[Region annotation listing]
## START
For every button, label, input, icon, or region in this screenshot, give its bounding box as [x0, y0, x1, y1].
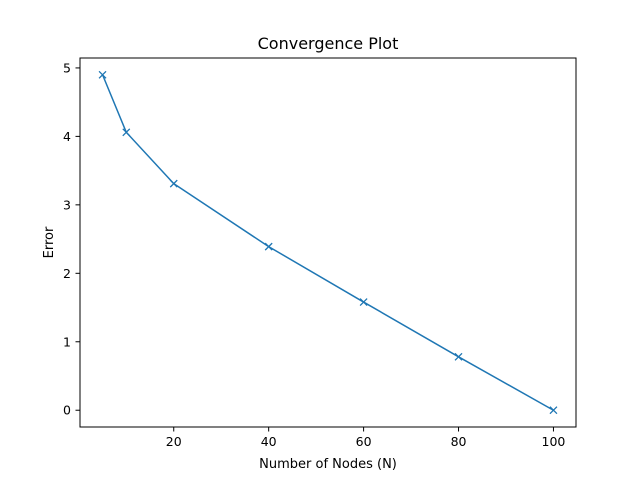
x-tick-label: 80 — [451, 434, 467, 449]
y-tick-label: 2 — [63, 266, 71, 281]
x-axis-ticks: 20 40 60 80 100 — [166, 427, 566, 449]
data-point-marker — [549, 406, 558, 415]
x-tick-label: 20 — [166, 434, 182, 449]
y-tick-label: 0 — [63, 403, 71, 418]
x-marker-shape — [98, 70, 107, 79]
x-marker-shape — [264, 242, 273, 251]
data-point-marker — [454, 352, 463, 361]
data-point-marker — [359, 298, 368, 307]
data-point-marker — [169, 179, 178, 188]
x-marker-shape — [359, 298, 368, 307]
y-tick-label: 5 — [63, 60, 71, 75]
x-tick-label: 40 — [261, 434, 277, 449]
data-point-marker — [264, 242, 273, 251]
y-tick-label: 4 — [63, 129, 71, 144]
y-axis-ticks: 0 1 2 3 4 5 — [63, 60, 80, 418]
y-tick-label: 3 — [63, 197, 71, 212]
axes-frame — [79, 57, 577, 428]
x-marker-shape — [454, 352, 463, 361]
plot-layer — [98, 70, 558, 415]
x-marker-shape — [169, 179, 178, 188]
chart-title: Convergence Plot — [258, 34, 399, 53]
x-axis-label: Number of Nodes (N) — [259, 457, 397, 472]
y-tick-label: 1 — [63, 334, 71, 349]
y-axis-label: Error — [42, 226, 57, 258]
x-tick-label: 100 — [542, 434, 566, 449]
data-point-marker — [98, 70, 107, 79]
x-marker-shape — [122, 128, 131, 137]
data-point-marker — [122, 128, 131, 137]
x-marker-shape — [549, 406, 558, 415]
x-tick-label: 60 — [356, 434, 372, 449]
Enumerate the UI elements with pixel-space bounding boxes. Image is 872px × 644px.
## END
GIVEN EXERCISE: Reproduce the lines of the listing verbatim, starting with the line that contains "x-tick-label: 80 — [451, 434, 467, 449]" and ending with the line that contains "data-point-marker — [264, 242, 273, 251]", both included.

FINISHED ANSWER:
x-tick-label: 80 — [451, 434, 467, 449]
y-tick-label: 2 — [63, 266, 71, 281]
x-axis-ticks: 20 40 60 80 100 — [166, 427, 566, 449]
data-point-marker — [549, 406, 558, 415]
x-tick-label: 20 — [166, 434, 182, 449]
y-tick-label: 0 — [63, 403, 71, 418]
x-marker-shape — [98, 70, 107, 79]
x-marker-shape — [264, 242, 273, 251]
data-point-marker — [454, 352, 463, 361]
data-point-marker — [359, 298, 368, 307]
data-point-marker — [169, 179, 178, 188]
x-marker-shape — [359, 298, 368, 307]
y-tick-label: 5 — [63, 60, 71, 75]
x-tick-label: 40 — [261, 434, 277, 449]
data-point-marker — [264, 242, 273, 251]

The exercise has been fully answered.